» Stated task:
Keep the images out and copy every entry below exactly.

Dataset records

# # # # #

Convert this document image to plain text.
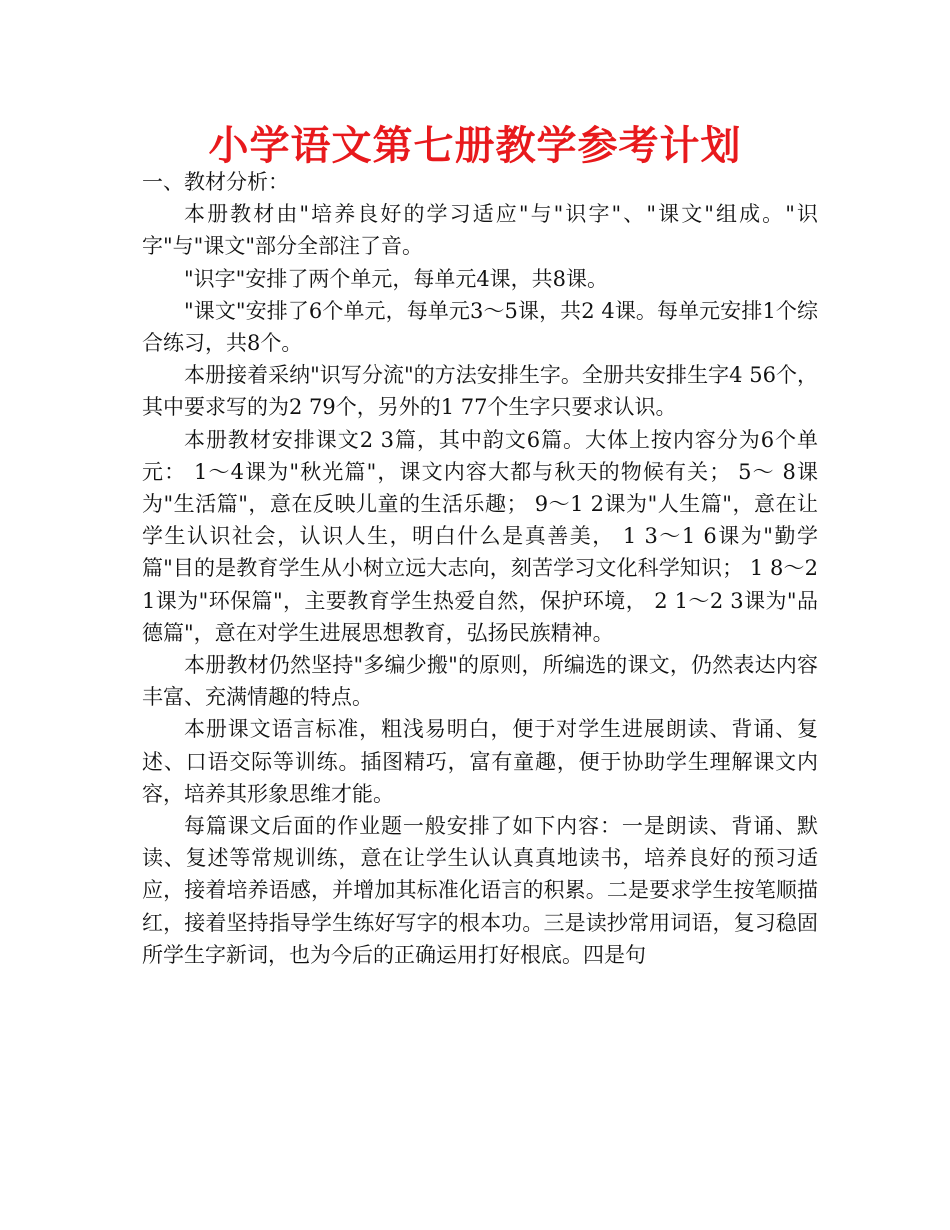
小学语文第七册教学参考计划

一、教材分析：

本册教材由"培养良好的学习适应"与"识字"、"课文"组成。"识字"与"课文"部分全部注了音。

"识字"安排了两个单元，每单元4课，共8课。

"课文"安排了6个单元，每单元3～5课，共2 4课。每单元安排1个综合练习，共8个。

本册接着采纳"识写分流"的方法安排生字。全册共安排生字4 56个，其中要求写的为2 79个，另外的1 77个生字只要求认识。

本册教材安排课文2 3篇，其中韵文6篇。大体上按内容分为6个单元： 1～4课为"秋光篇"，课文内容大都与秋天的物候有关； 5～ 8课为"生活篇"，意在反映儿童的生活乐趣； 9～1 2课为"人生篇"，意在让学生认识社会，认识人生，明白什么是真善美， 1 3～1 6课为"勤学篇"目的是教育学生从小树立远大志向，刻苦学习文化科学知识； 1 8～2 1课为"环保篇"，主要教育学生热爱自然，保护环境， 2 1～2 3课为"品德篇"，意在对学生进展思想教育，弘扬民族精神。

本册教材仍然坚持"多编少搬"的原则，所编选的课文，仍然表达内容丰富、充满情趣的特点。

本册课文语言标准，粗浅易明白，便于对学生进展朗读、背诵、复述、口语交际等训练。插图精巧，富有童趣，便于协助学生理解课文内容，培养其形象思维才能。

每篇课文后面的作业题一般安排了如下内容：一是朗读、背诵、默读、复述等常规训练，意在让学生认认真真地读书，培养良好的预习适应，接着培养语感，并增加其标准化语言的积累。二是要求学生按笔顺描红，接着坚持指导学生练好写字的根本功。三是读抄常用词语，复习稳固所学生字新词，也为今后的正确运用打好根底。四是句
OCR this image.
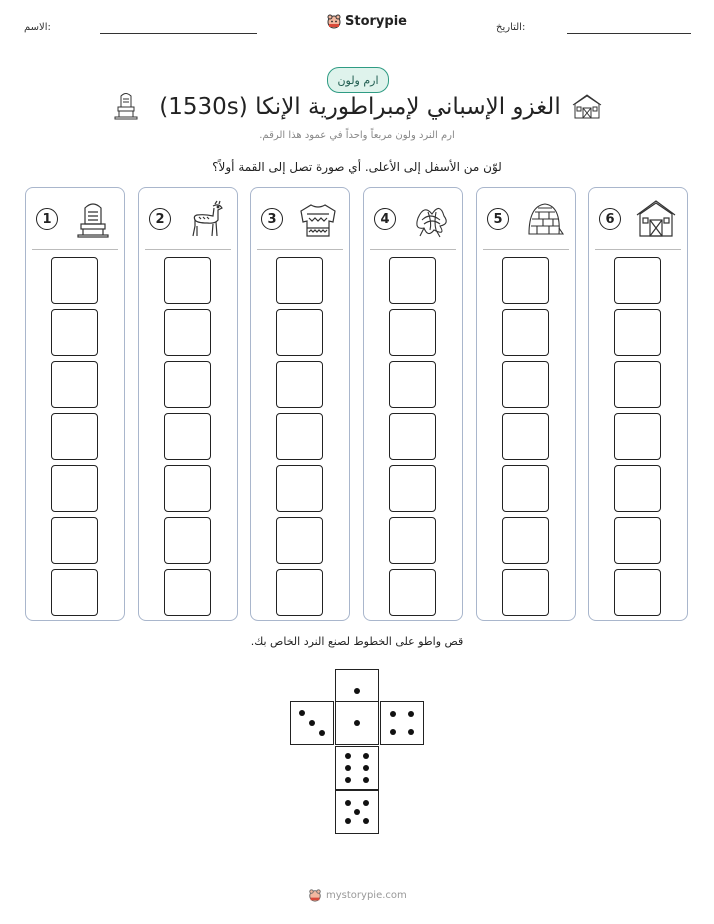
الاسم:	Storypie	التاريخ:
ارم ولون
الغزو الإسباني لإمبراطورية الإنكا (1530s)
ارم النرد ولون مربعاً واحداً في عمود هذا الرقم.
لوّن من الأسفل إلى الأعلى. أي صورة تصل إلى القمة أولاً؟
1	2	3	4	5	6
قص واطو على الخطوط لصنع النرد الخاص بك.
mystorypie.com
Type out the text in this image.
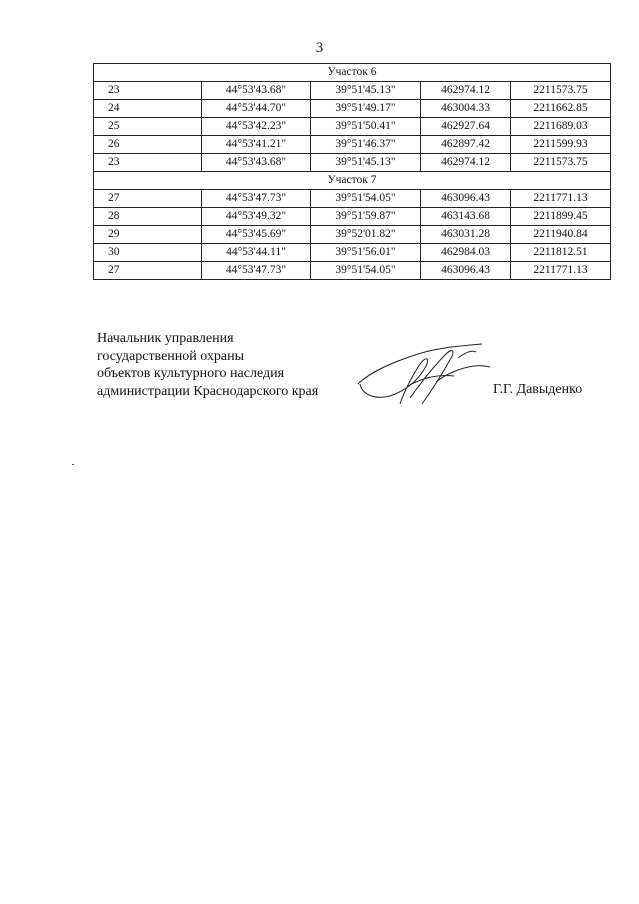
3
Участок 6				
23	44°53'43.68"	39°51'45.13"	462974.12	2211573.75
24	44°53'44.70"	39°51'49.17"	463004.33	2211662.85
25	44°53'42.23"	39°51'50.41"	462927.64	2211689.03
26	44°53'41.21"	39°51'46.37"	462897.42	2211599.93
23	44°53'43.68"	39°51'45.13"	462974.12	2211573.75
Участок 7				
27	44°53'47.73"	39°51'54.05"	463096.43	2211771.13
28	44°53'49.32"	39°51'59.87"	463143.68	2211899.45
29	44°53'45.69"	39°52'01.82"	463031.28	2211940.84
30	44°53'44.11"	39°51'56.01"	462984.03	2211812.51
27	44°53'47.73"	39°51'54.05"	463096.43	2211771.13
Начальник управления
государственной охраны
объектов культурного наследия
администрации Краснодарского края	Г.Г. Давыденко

# # # # #

» Solution to this task:
Convert this document image to plain text.
小学语文第七册教学参考计划

一、教材分析：

本册教材由"培养良好的学习适应"与"识字"、"课文"组成。"识字"与"课文"部分全部注了音。

"识字"安排了两个单元，每单元4课，共8课。

"课文"安排了6个单元，每单元3～5课，共2 4课。每单元安排1个综合练习，共8个。

本册接着采纳"识写分流"的方法安排生字。全册共安排生字4 56个，其中要求写的为2 79个，另外的1 77个生字只要求认识。

本册教材安排课文2 3篇，其中韵文6篇。大体上按内容分为6个单元： 1～4课为"秋光篇"，课文内容大都与秋天的物候有关； 5～ 8课为"生活篇"，意在反映儿童的生活乐趣； 9～1 2课为"人生篇"，意在让学生认识社会，认识人生，明白什么是真善美， 1 3～1 6课为"勤学篇"目的是教育学生从小树立远大志向，刻苦学习文化科学知识； 1 8～2 1课为"环保篇"，主要教育学生热爱自然，保护环境， 2 1～2 3课为"品德篇"，意在对学生进展思想教育，弘扬民族精神。

本册教材仍然坚持"多编少搬"的原则，所编选的课文，仍然表达内容丰富、充满情趣的特点。

本册课文语言标准，粗浅易明白，便于对学生进展朗读、背诵、复述、口语交际等训练。插图精巧，富有童趣，便于协助学生理解课文内容，培养其形象思维才能。

每篇课文后面的作业题一般安排了如下内容：一是朗读、背诵、默读、复述等常规训练，意在让学生认认真真地读书，培养良好的预习适应，接着培养语感，并增加其标准化语言的积累。二是要求学生按笔顺描红，接着坚持指导学生练好写字的根本功。三是读抄常用词语，复习稳固所学生字新词，也为今后的正确运用打好根底。四是句
OCR this image.
الاسم:	Storypie	التاريخ:
ارم ولون
الغزو الإسباني لإمبراطورية الإنكا (1530s)
ارم النرد ولون مربعاً واحداً في عمود هذا الرقم.
لوّن من الأسفل إلى الأعلى. أي صورة تصل إلى القمة أولاً؟
1	2	3	4	5	6
قص واطو على الخطوط لصنع النرد الخاص بك.
mystorypie.com
Type out the text in this image.
3
Участок 6				
23	44°53'43.68"	39°51'45.13"	462974.12	2211573.75
24	44°53'44.70"	39°51'49.17"	463004.33	2211662.85
25	44°53'42.23"	39°51'50.41"	462927.64	2211689.03
26	44°53'41.21"	39°51'46.37"	462897.42	2211599.93
23	44°53'43.68"	39°51'45.13"	462974.12	2211573.75
Участок 7				
27	44°53'47.73"	39°51'54.05"	463096.43	2211771.13
28	44°53'49.32"	39°51'59.87"	463143.68	2211899.45
29	44°53'45.69"	39°52'01.82"	463031.28	2211940.84
30	44°53'44.11"	39°51'56.01"	462984.03	2211812.51
27	44°53'47.73"	39°51'54.05"	463096.43	2211771.13
Начальник управления
государственной охраны
объектов культурного наследия
администрации Краснодарского края	Г.Г. Давыденко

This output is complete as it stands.